▸ **WHAT IS NEEDED**
Repeat all entries exactly.

▸ **DATA SHOWN**

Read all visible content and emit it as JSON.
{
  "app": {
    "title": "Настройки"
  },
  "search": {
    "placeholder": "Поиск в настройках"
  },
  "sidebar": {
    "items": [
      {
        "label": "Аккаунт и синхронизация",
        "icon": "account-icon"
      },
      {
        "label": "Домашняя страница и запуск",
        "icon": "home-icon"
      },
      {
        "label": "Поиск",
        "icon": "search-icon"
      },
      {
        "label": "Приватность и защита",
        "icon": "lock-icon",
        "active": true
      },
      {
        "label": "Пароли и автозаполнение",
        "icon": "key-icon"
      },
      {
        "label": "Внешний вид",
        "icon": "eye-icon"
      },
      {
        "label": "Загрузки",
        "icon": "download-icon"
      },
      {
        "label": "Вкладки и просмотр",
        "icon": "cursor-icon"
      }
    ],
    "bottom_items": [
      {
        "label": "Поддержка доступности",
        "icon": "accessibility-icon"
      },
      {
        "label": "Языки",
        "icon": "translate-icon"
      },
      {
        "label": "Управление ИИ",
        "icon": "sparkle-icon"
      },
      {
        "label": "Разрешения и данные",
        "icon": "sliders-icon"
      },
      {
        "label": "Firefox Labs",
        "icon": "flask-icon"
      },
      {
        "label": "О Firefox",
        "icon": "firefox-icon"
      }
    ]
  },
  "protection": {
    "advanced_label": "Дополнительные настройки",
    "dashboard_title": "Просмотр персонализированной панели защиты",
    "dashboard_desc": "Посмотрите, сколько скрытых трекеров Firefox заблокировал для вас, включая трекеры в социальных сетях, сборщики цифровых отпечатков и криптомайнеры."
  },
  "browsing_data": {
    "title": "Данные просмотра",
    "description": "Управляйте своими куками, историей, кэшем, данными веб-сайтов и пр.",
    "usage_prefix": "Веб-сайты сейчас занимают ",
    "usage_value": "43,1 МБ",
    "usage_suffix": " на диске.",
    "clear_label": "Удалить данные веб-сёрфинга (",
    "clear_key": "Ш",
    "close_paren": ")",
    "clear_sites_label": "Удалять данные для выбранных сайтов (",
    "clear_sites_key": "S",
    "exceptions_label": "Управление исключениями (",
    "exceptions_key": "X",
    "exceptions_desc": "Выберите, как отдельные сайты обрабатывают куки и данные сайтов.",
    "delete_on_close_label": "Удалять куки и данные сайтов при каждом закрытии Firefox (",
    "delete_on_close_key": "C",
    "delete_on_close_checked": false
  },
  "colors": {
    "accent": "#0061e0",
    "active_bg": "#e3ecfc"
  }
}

▸ **ANSWER TO THIS PROBLEM**
Read all visible content and emit it as JSON.
{
  "app": {
    "title": "Настройки"
  },
  "search": {
    "placeholder": "Поиск в настройках"
  },
  "sidebar": {
    "items": [
      {
        "label": "Аккаунт и синхронизация",
        "icon": "account-icon"
      },
      {
        "label": "Домашняя страница и запуск",
        "icon": "home-icon"
      },
      {
        "label": "Поиск",
        "icon": "search-icon"
      },
      {
        "label": "Приватность и защита",
        "icon": "lock-icon",
        "active": true
      },
      {
        "label": "Пароли и автозаполнение",
        "icon": "key-icon"
      },
      {
        "label": "Внешний вид",
        "icon": "eye-icon"
      },
      {
        "label": "Загрузки",
        "icon": "download-icon"
      },
      {
        "label": "Вкладки и просмотр",
        "icon": "cursor-icon"
      }
    ],
    "bottom_items": [
      {
        "label": "Поддержка доступности",
        "icon": "accessibility-icon"
      },
      {
        "label": "Языки",
        "icon": "translate-icon"
      },
      {
        "label": "Управление ИИ",
        "icon": "sparkle-icon"
      },
      {
        "label": "Разрешения и данные",
        "icon": "sliders-icon"
      },
      {
        "label": "Firefox Labs",
        "icon": "flask-icon"
      },
      {
        "label": "О Firefox",
        "icon": "firefox-icon"
      }
    ]
  },
  "protection": {
    "advanced_label": "Дополнительные настройки",
    "dashboard_title": "Просмотр персонализированной панели защиты",
    "dashboard_desc": "Посмотрите, сколько скрытых трекеров Firefox заблокировал для вас, включая трекеры в социальных сетях, сборщики цифровых отпечатков и криптомайнеры."
  },
  "browsing_data": {
    "title": "Данные просмотра",
    "description": "Управляйте своими куками, историей, кэшем, данными веб-сайтов и пр.",
    "usage_prefix": "Веб-сайты сейчас занимают ",
    "usage_value": "43,1 МБ",
    "usage_suffix": " на диске.",
    "clear_label": "Удалить данные веб-сёрфинга (",
    "clear_key": "Ш",
    "close_paren": ")",
    "clear_sites_label": "Удалять данные для выбранных сайтов (",
    "clear_sites_key": "S",
    "exceptions_label": "Управление исключениями (",
    "exceptions_key": "X",
    "exceptions_desc": "Выберите, как отдельные сайты обрабатывают куки и данные сайтов.",
    "delete_on_close_label": "Удалять куки и данные сайтов при каждом закрытии Firefox (",
    "delete_on_close_key": "C",
    "delete_on_close_checked": false
  },
  "colors": {
    "accent": "#0061e0",
    "active_bg": "#e3ecfc"
  }
}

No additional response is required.